**Aim:**
Copy out the lines that include the word "name".

**Extracted entries:**
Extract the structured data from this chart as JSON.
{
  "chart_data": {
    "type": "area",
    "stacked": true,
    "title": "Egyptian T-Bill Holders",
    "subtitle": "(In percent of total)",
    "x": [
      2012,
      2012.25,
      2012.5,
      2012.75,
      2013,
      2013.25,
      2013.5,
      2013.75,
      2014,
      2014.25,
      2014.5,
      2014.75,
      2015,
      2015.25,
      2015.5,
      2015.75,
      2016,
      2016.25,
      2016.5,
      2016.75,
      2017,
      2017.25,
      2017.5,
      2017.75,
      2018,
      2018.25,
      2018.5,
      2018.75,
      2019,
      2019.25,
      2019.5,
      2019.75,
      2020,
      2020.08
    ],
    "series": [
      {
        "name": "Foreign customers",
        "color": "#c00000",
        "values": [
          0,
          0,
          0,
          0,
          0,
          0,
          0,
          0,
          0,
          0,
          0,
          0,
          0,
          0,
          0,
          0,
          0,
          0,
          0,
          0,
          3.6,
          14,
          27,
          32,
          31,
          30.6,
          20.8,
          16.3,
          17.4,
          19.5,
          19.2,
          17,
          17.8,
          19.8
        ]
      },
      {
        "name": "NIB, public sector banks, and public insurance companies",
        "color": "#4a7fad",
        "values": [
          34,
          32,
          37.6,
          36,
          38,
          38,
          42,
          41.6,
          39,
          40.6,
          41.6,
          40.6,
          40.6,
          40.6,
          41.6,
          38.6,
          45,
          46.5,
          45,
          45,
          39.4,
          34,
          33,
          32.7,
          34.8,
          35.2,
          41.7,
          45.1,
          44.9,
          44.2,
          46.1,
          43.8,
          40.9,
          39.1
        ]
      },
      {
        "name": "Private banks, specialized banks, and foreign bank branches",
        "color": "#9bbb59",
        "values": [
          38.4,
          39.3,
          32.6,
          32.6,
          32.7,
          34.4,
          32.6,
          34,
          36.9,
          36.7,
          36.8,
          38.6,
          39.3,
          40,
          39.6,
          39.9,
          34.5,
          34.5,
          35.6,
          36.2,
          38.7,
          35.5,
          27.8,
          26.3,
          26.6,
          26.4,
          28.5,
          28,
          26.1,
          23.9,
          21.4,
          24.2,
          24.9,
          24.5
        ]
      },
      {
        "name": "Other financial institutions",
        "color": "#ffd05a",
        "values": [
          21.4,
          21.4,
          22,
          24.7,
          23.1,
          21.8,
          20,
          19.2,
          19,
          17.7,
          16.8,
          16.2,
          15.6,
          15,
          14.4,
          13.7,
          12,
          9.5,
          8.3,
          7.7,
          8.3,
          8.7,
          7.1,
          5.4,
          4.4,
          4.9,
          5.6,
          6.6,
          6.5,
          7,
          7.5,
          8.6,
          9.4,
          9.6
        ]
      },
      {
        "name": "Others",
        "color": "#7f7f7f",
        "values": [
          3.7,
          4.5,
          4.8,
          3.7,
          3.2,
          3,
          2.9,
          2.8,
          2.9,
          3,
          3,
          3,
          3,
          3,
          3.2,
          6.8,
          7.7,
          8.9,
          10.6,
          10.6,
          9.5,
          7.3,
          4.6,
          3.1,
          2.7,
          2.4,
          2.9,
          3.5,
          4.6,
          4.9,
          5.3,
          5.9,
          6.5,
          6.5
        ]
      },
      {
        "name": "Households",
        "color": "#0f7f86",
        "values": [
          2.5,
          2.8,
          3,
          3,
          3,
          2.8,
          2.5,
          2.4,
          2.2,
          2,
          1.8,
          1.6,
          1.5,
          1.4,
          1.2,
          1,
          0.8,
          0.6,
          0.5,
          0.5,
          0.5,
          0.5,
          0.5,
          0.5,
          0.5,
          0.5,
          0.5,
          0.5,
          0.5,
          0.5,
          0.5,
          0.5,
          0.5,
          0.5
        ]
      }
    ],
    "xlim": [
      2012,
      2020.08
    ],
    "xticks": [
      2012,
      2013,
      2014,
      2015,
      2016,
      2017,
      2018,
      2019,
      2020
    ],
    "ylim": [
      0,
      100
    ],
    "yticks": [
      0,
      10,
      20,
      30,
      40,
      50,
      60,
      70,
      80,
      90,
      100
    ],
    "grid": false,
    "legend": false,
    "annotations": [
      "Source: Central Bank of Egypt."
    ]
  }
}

**The output:**
        "name": "Foreign customers",
        "name": "NIB, public sector banks, and public insurance companies",
        "name": "Private banks, specialized banks, and foreign bank branches",
        "name": "Other financial institutions",
        "name": "Others",
        "name": "Households",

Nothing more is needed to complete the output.